--- START TASK DATA ---

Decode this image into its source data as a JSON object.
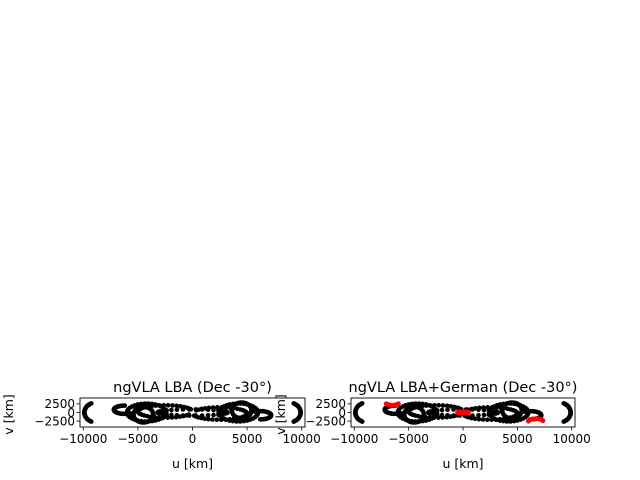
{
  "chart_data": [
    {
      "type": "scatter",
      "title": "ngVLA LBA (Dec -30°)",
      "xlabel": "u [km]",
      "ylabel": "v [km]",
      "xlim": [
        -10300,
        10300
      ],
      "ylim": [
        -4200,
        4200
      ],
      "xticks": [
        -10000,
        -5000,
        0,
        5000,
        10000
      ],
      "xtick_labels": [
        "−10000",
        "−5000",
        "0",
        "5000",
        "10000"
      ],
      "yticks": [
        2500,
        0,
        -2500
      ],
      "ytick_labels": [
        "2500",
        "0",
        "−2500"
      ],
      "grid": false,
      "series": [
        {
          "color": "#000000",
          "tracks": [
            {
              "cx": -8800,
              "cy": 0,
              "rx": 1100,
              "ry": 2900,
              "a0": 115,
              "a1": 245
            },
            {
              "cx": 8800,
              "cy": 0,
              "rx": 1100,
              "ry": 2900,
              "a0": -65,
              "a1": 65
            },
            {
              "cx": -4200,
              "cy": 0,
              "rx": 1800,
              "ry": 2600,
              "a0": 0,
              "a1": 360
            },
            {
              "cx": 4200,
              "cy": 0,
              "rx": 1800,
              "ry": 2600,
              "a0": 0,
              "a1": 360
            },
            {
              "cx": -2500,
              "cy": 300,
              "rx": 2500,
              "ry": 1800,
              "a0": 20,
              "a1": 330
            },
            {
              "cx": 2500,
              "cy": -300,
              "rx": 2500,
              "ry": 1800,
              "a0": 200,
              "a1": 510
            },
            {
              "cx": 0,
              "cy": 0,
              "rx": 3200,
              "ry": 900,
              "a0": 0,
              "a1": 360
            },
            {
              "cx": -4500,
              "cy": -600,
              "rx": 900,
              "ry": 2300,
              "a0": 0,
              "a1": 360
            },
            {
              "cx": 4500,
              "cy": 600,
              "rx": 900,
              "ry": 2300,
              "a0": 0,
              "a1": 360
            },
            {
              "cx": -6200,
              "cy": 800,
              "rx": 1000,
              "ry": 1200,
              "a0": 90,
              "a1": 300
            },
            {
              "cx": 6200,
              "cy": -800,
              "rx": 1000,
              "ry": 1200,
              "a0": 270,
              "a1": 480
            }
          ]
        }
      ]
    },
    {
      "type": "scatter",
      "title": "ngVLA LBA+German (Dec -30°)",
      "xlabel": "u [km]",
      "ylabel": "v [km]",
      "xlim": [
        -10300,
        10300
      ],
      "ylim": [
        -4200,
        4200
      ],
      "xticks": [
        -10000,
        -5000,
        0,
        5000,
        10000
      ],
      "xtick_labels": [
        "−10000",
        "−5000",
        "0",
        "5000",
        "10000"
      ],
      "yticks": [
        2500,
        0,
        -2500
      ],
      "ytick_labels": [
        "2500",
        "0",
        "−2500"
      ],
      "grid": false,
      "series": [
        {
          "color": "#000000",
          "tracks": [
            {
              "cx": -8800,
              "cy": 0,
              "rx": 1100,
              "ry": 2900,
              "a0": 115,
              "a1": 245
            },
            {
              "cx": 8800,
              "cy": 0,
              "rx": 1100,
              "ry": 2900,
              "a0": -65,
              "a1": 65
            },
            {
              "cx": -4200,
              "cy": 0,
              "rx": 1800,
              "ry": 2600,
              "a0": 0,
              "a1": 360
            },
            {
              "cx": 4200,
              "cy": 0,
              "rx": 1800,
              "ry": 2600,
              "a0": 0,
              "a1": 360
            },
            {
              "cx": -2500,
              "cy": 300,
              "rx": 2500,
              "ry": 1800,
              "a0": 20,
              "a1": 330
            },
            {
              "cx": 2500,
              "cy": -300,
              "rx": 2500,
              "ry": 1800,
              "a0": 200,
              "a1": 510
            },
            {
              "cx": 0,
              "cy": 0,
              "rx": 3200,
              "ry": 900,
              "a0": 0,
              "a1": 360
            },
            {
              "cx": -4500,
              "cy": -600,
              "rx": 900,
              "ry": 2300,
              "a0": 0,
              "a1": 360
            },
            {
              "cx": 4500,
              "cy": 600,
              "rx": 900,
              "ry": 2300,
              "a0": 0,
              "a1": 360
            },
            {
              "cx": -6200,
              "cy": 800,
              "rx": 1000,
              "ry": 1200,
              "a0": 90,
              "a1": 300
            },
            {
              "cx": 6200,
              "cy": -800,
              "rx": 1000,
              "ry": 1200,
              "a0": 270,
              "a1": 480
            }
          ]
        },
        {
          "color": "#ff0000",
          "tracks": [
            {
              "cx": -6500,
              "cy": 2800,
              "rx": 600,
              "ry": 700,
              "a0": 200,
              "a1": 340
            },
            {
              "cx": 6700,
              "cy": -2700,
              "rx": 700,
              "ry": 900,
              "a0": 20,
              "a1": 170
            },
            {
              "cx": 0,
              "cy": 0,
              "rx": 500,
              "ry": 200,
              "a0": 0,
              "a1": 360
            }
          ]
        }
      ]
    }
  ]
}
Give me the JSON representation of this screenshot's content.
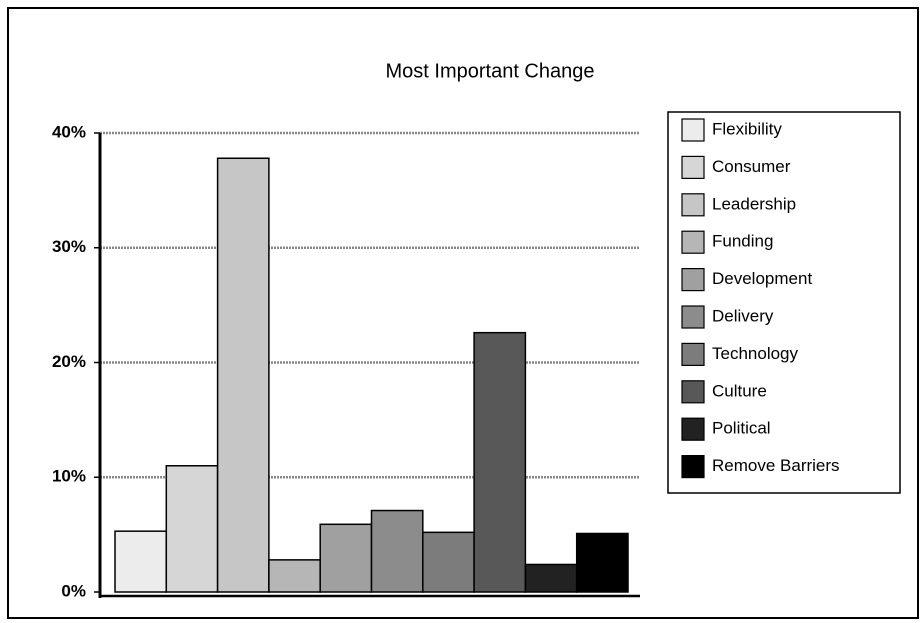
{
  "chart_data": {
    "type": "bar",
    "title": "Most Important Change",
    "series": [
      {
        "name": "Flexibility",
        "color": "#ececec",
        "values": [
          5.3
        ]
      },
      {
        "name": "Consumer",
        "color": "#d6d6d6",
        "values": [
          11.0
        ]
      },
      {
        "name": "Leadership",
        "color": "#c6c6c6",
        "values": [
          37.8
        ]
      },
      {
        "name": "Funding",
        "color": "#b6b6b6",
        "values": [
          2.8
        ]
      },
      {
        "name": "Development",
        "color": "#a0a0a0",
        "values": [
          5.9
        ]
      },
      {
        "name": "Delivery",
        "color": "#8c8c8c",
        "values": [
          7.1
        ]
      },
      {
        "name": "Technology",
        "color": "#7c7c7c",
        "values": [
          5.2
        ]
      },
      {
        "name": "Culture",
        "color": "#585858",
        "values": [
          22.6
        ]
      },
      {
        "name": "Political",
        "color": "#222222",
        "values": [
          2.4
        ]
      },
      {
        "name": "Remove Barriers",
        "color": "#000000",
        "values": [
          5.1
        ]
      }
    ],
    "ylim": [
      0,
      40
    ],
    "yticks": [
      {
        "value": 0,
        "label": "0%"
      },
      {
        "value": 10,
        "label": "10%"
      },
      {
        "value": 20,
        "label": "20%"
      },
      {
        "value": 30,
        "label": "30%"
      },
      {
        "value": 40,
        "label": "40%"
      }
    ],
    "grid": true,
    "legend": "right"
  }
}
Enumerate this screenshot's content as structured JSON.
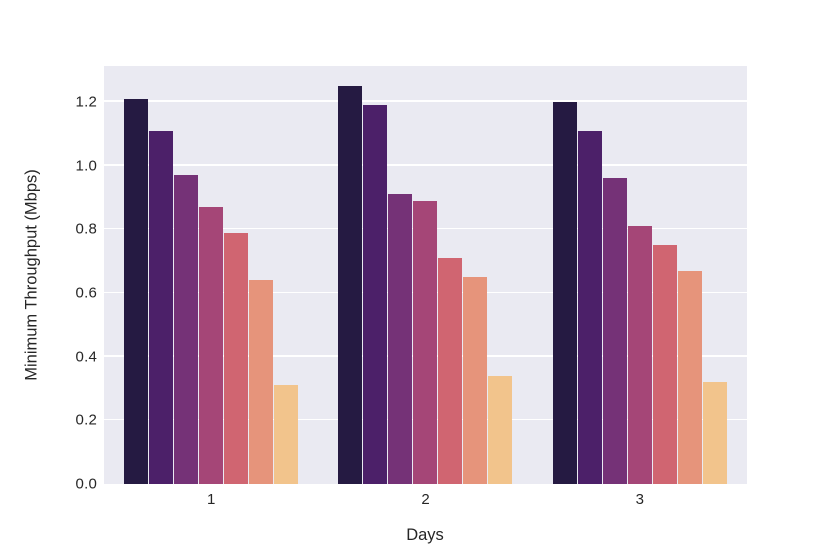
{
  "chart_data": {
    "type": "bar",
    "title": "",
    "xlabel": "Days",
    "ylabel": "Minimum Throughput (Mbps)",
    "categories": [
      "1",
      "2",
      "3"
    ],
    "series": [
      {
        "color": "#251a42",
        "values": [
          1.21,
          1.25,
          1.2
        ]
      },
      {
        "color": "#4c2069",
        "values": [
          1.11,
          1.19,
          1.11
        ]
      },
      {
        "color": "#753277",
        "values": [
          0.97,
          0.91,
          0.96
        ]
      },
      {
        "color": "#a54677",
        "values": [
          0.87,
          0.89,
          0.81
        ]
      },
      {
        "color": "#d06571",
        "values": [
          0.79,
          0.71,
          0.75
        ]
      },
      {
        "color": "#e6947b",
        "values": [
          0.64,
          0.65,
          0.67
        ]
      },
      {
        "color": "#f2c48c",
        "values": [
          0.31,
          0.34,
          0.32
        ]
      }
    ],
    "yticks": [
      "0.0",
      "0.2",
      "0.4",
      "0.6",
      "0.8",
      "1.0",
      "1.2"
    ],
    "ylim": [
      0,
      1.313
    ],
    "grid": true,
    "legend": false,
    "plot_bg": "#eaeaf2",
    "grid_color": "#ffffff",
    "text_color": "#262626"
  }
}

--- END TASK DATA ---

● **YOUR TASK**: Exclude the pictures and transcribe all of the entries exactly.

● **THE REPLY**:
Decode this image into its source data as a JSON object.
{
  "chart_data": [
    {
      "type": "scatter",
      "title": "ngVLA LBA (Dec -30°)",
      "xlabel": "u [km]",
      "ylabel": "v [km]",
      "xlim": [
        -10300,
        10300
      ],
      "ylim": [
        -4200,
        4200
      ],
      "xticks": [
        -10000,
        -5000,
        0,
        5000,
        10000
      ],
      "xtick_labels": [
        "−10000",
        "−5000",
        "0",
        "5000",
        "10000"
      ],
      "yticks": [
        2500,
        0,
        -2500
      ],
      "ytick_labels": [
        "2500",
        "0",
        "−2500"
      ],
      "grid": false,
      "series": [
        {
          "color": "#000000",
          "tracks": [
            {
              "cx": -8800,
              "cy": 0,
              "rx": 1100,
              "ry": 2900,
              "a0": 115,
              "a1": 245
            },
            {
              "cx": 8800,
              "cy": 0,
              "rx": 1100,
              "ry": 2900,
              "a0": -65,
              "a1": 65
            },
            {
              "cx": -4200,
              "cy": 0,
              "rx": 1800,
              "ry": 2600,
              "a0": 0,
              "a1": 360
            },
            {
              "cx": 4200,
              "cy": 0,
              "rx": 1800,
              "ry": 2600,
              "a0": 0,
              "a1": 360
            },
            {
              "cx": -2500,
              "cy": 300,
              "rx": 2500,
              "ry": 1800,
              "a0": 20,
              "a1": 330
            },
            {
              "cx": 2500,
              "cy": -300,
              "rx": 2500,
              "ry": 1800,
              "a0": 200,
              "a1": 510
            },
            {
              "cx": 0,
              "cy": 0,
              "rx": 3200,
              "ry": 900,
              "a0": 0,
              "a1": 360
            },
            {
              "cx": -4500,
              "cy": -600,
              "rx": 900,
              "ry": 2300,
              "a0": 0,
              "a1": 360
            },
            {
              "cx": 4500,
              "cy": 600,
              "rx": 900,
              "ry": 2300,
              "a0": 0,
              "a1": 360
            },
            {
              "cx": -6200,
              "cy": 800,
              "rx": 1000,
              "ry": 1200,
              "a0": 90,
              "a1": 300
            },
            {
              "cx": 6200,
              "cy": -800,
              "rx": 1000,
              "ry": 1200,
              "a0": 270,
              "a1": 480
            }
          ]
        }
      ]
    },
    {
      "type": "scatter",
      "title": "ngVLA LBA+German (Dec -30°)",
      "xlabel": "u [km]",
      "ylabel": "v [km]",
      "xlim": [
        -10300,
        10300
      ],
      "ylim": [
        -4200,
        4200
      ],
      "xticks": [
        -10000,
        -5000,
        0,
        5000,
        10000
      ],
      "xtick_labels": [
        "−10000",
        "−5000",
        "0",
        "5000",
        "10000"
      ],
      "yticks": [
        2500,
        0,
        -2500
      ],
      "ytick_labels": [
        "2500",
        "0",
        "−2500"
      ],
      "grid": false,
      "series": [
        {
          "color": "#000000",
          "tracks": [
            {
              "cx": -8800,
              "cy": 0,
              "rx": 1100,
              "ry": 2900,
              "a0": 115,
              "a1": 245
            },
            {
              "cx": 8800,
              "cy": 0,
              "rx": 1100,
              "ry": 2900,
              "a0": -65,
              "a1": 65
            },
            {
              "cx": -4200,
              "cy": 0,
              "rx": 1800,
              "ry": 2600,
              "a0": 0,
              "a1": 360
            },
            {
              "cx": 4200,
              "cy": 0,
              "rx": 1800,
              "ry": 2600,
              "a0": 0,
              "a1": 360
            },
            {
              "cx": -2500,
              "cy": 300,
              "rx": 2500,
              "ry": 1800,
              "a0": 20,
              "a1": 330
            },
            {
              "cx": 2500,
              "cy": -300,
              "rx": 2500,
              "ry": 1800,
              "a0": 200,
              "a1": 510
            },
            {
              "cx": 0,
              "cy": 0,
              "rx": 3200,
              "ry": 900,
              "a0": 0,
              "a1": 360
            },
            {
              "cx": -4500,
              "cy": -600,
              "rx": 900,
              "ry": 2300,
              "a0": 0,
              "a1": 360
            },
            {
              "cx": 4500,
              "cy": 600,
              "rx": 900,
              "ry": 2300,
              "a0": 0,
              "a1": 360
            },
            {
              "cx": -6200,
              "cy": 800,
              "rx": 1000,
              "ry": 1200,
              "a0": 90,
              "a1": 300
            },
            {
              "cx": 6200,
              "cy": -800,
              "rx": 1000,
              "ry": 1200,
              "a0": 270,
              "a1": 480
            }
          ]
        },
        {
          "color": "#ff0000",
          "tracks": [
            {
              "cx": -6500,
              "cy": 2800,
              "rx": 600,
              "ry": 700,
              "a0": 200,
              "a1": 340
            },
            {
              "cx": 6700,
              "cy": -2700,
              "rx": 700,
              "ry": 900,
              "a0": 20,
              "a1": 170
            },
            {
              "cx": 0,
              "cy": 0,
              "rx": 500,
              "ry": 200,
              "a0": 0,
              "a1": 360
            }
          ]
        }
      ]
    }
  ]
}
Give me the JSON representation of this screenshot's content.
{
  "chart_data": {
    "type": "bar",
    "title": "Most Important Change",
    "series": [
      {
        "name": "Flexibility",
        "color": "#ececec",
        "values": [
          5.3
        ]
      },
      {
        "name": "Consumer",
        "color": "#d6d6d6",
        "values": [
          11.0
        ]
      },
      {
        "name": "Leadership",
        "color": "#c6c6c6",
        "values": [
          37.8
        ]
      },
      {
        "name": "Funding",
        "color": "#b6b6b6",
        "values": [
          2.8
        ]
      },
      {
        "name": "Development",
        "color": "#a0a0a0",
        "values": [
          5.9
        ]
      },
      {
        "name": "Delivery",
        "color": "#8c8c8c",
        "values": [
          7.1
        ]
      },
      {
        "name": "Technology",
        "color": "#7c7c7c",
        "values": [
          5.2
        ]
      },
      {
        "name": "Culture",
        "color": "#585858",
        "values": [
          22.6
        ]
      },
      {
        "name": "Political",
        "color": "#222222",
        "values": [
          2.4
        ]
      },
      {
        "name": "Remove Barriers",
        "color": "#000000",
        "values": [
          5.1
        ]
      }
    ],
    "ylim": [
      0,
      40
    ],
    "yticks": [
      {
        "value": 0,
        "label": "0%"
      },
      {
        "value": 10,
        "label": "10%"
      },
      {
        "value": 20,
        "label": "20%"
      },
      {
        "value": 30,
        "label": "30%"
      },
      {
        "value": 40,
        "label": "40%"
      }
    ],
    "grid": true,
    "legend": "right"
  }
}
Enumerate this screenshot's content as structured JSON.
{
  "chart_data": {
    "type": "bar",
    "title": "",
    "xlabel": "Days",
    "ylabel": "Minimum Throughput (Mbps)",
    "categories": [
      "1",
      "2",
      "3"
    ],
    "series": [
      {
        "color": "#251a42",
        "values": [
          1.21,
          1.25,
          1.2
        ]
      },
      {
        "color": "#4c2069",
        "values": [
          1.11,
          1.19,
          1.11
        ]
      },
      {
        "color": "#753277",
        "values": [
          0.97,
          0.91,
          0.96
        ]
      },
      {
        "color": "#a54677",
        "values": [
          0.87,
          0.89,
          0.81
        ]
      },
      {
        "color": "#d06571",
        "values": [
          0.79,
          0.71,
          0.75
        ]
      },
      {
        "color": "#e6947b",
        "values": [
          0.64,
          0.65,
          0.67
        ]
      },
      {
        "color": "#f2c48c",
        "values": [
          0.31,
          0.34,
          0.32
        ]
      }
    ],
    "yticks": [
      "0.0",
      "0.2",
      "0.4",
      "0.6",
      "0.8",
      "1.0",
      "1.2"
    ],
    "ylim": [
      0,
      1.313
    ],
    "grid": true,
    "legend": false,
    "plot_bg": "#eaeaf2",
    "grid_color": "#ffffff",
    "text_color": "#262626"
  }
}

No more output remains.